— begin Provided data —

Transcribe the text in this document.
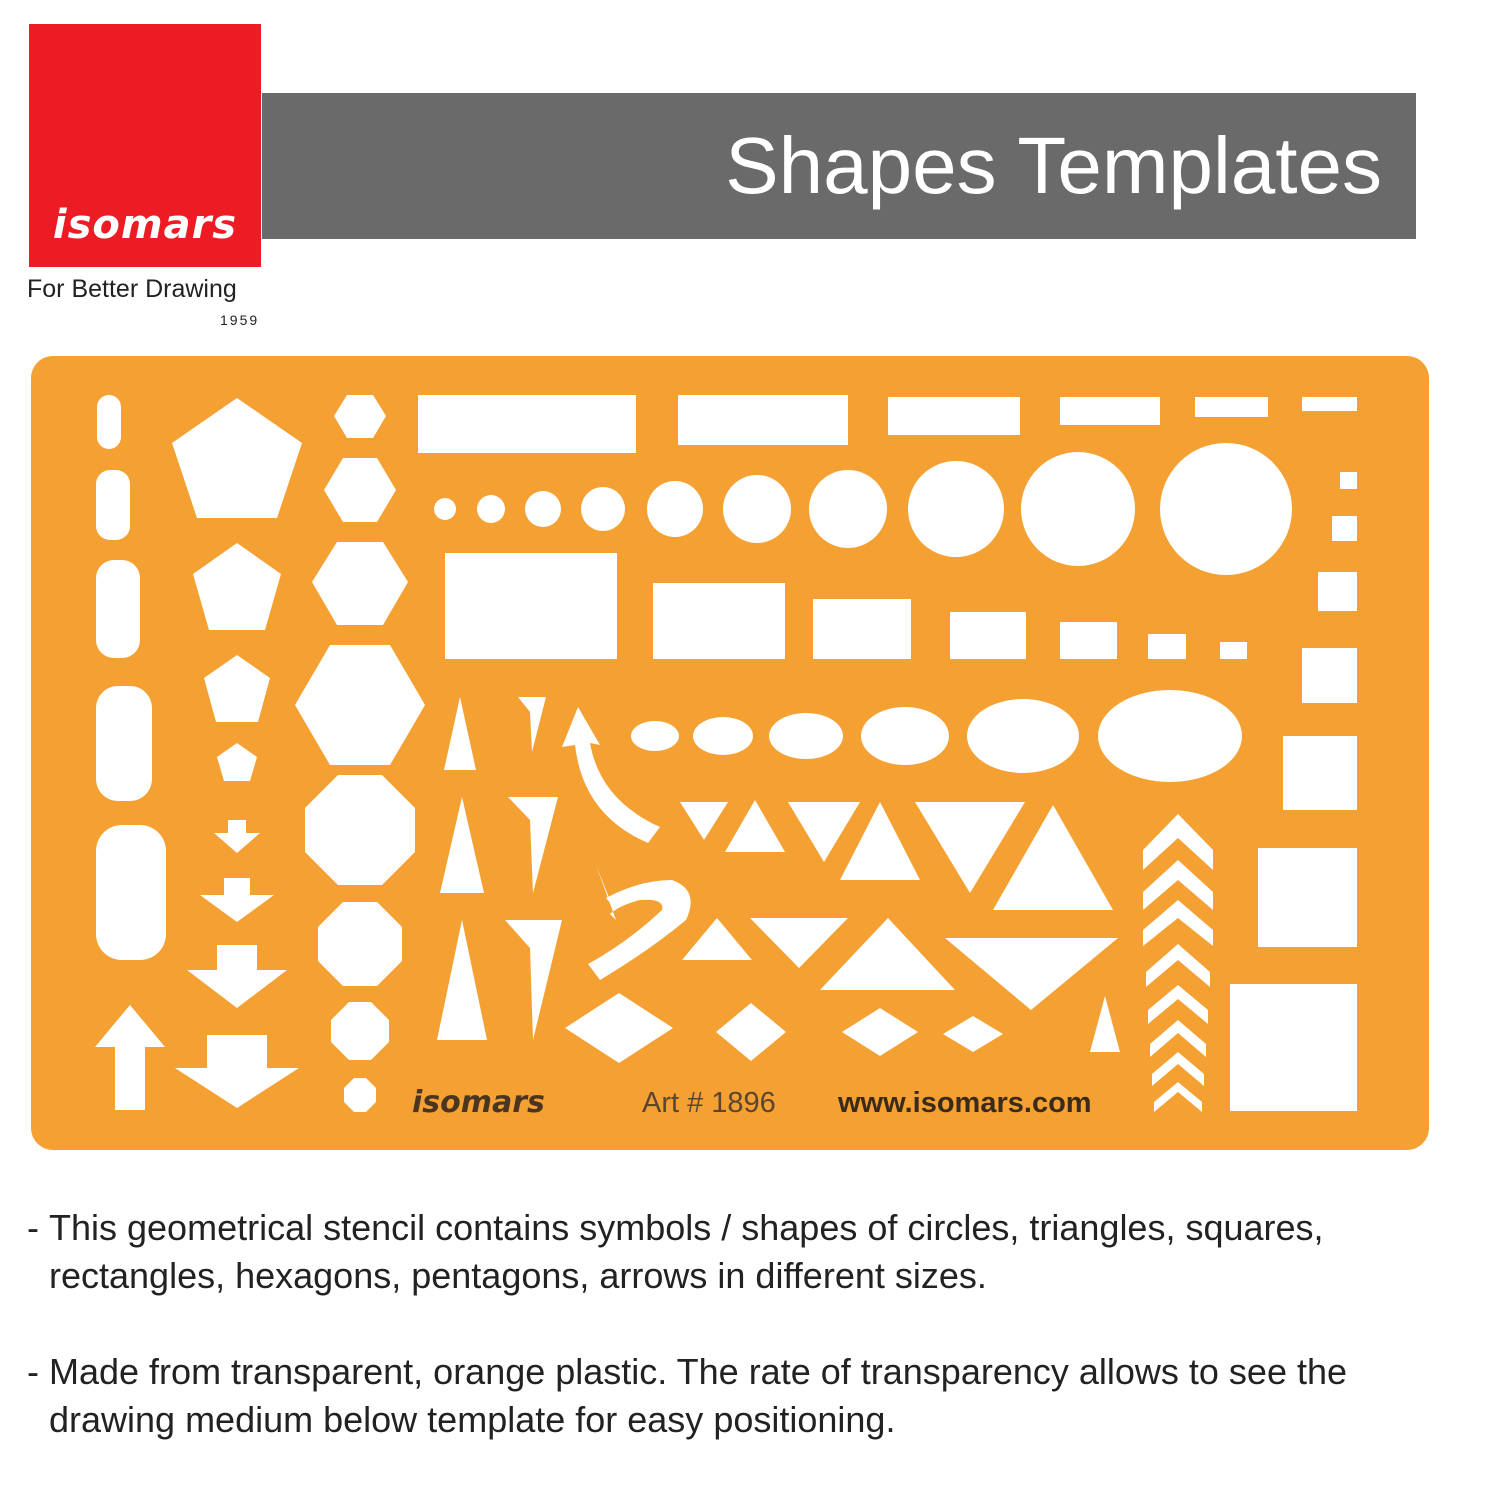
isomars
For Better Drawing
1959
Shapes Templates
isomars	Art # 1896 www.isomars.com
- This geometrical stencil contains symbols / shapes of circles, triangles, squares, rectangles, hexagons, pentagons, arrows in different sizes.
- Made from transparent, orange plastic. The rate of transparency allows to see the drawing medium below template for easy positioning.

— end Provided data —

# Task prompt
Make a word-for-word copy of the entries, without any pictures.

# Written solution
Transcribe the text in this document.
isomars
For Better Drawing
1959
Shapes Templates
isomars	Art # 1896 www.isomars.com
- This geometrical stencil contains symbols / shapes of circles, triangles, squares, rectangles, hexagons, pentagons, arrows in different sizes.
- Made from transparent, orange plastic. The rate of transparency allows to see the drawing medium below template for easy positioning.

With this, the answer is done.